Job -
Keep the pictures out of the copy and repeat the records exactly.

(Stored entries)
□ □ □ □ □ □ □

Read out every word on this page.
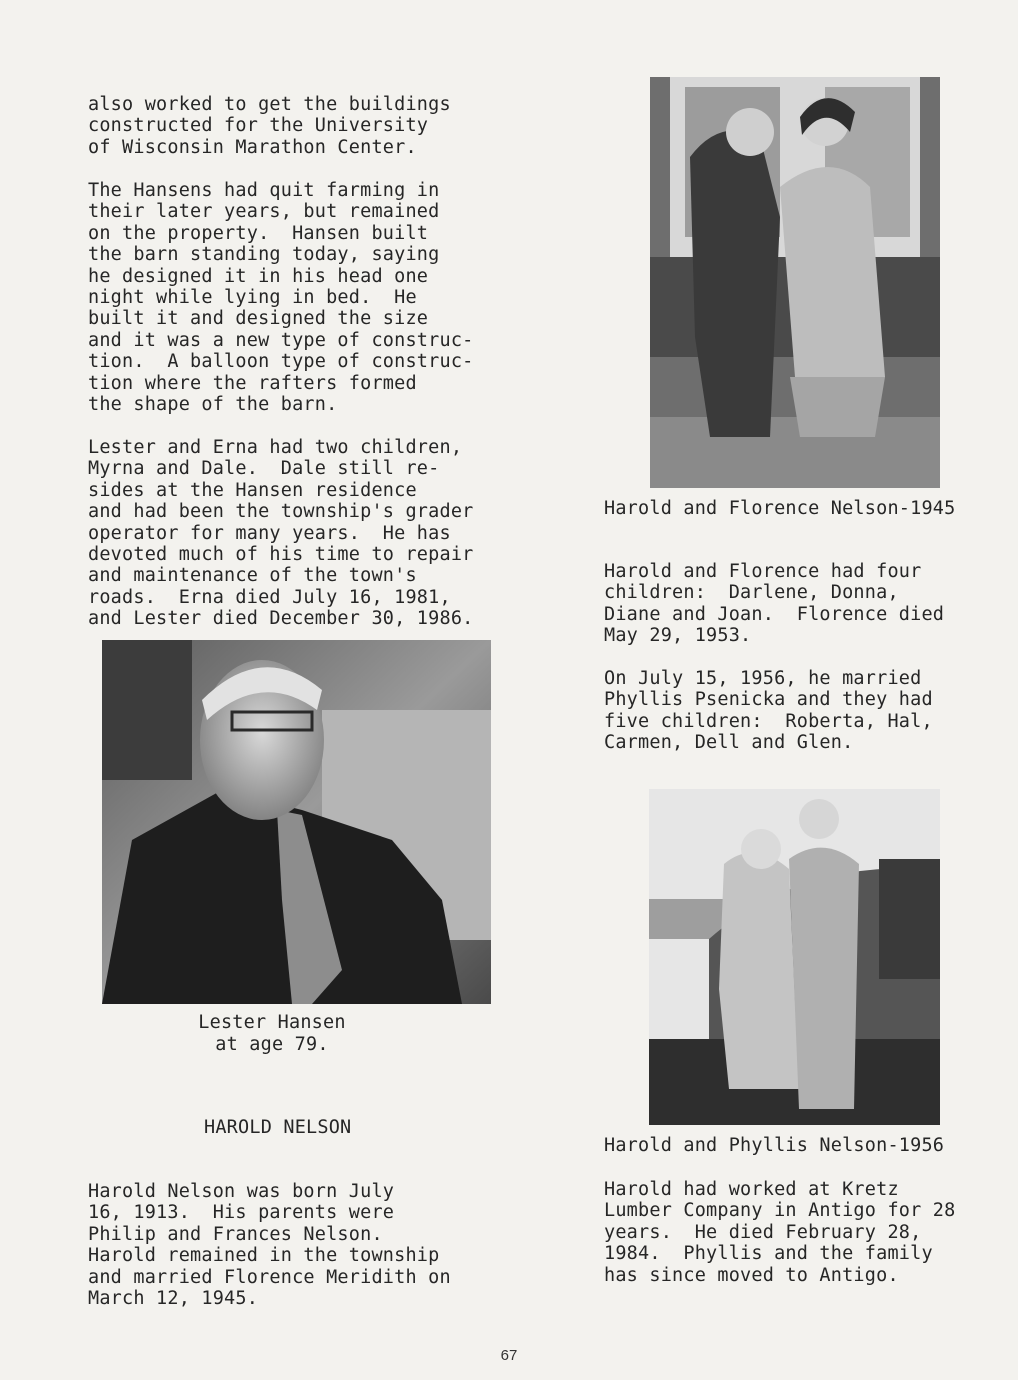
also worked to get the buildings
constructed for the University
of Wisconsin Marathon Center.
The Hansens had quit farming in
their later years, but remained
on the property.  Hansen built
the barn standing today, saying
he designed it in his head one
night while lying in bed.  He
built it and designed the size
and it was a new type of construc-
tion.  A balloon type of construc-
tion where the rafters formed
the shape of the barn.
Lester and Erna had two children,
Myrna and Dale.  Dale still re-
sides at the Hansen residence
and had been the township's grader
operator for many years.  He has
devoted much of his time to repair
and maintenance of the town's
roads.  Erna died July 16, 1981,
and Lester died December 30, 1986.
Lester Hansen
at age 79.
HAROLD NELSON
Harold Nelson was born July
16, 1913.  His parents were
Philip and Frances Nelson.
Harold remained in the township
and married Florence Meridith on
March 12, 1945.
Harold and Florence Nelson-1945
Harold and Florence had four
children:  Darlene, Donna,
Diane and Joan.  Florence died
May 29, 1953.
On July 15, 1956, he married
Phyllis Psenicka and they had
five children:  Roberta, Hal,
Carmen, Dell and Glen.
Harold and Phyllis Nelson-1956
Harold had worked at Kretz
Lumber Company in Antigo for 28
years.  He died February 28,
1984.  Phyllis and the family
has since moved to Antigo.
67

□ □ □ □ □ □ □

Solution to the exercise -
Read out every word on this page.
also worked to get the buildings
constructed for the University
of Wisconsin Marathon Center.
The Hansens had quit farming in
their later years, but remained
on the property.  Hansen built
the barn standing today, saying
he designed it in his head one
night while lying in bed.  He
built it and designed the size
and it was a new type of construc-
tion.  A balloon type of construc-
tion where the rafters formed
the shape of the barn.
Lester and Erna had two children,
Myrna and Dale.  Dale still re-
sides at the Hansen residence
and had been the township's grader
operator for many years.  He has
devoted much of his time to repair
and maintenance of the town's
roads.  Erna died July 16, 1981,
and Lester died December 30, 1986.
Lester Hansen
at age 79.
HAROLD NELSON
Harold Nelson was born July
16, 1913.  His parents were
Philip and Frances Nelson.
Harold remained in the township
and married Florence Meridith on
March 12, 1945.
Harold and Florence Nelson-1945
Harold and Florence had four
children:  Darlene, Donna,
Diane and Joan.  Florence died
May 29, 1953.
On July 15, 1956, he married
Phyllis Psenicka and they had
five children:  Roberta, Hal,
Carmen, Dell and Glen.
Harold and Phyllis Nelson-1956
Harold had worked at Kretz
Lumber Company in Antigo for 28
years.  He died February 28,
1984.  Phyllis and the family
has since moved to Antigo.
67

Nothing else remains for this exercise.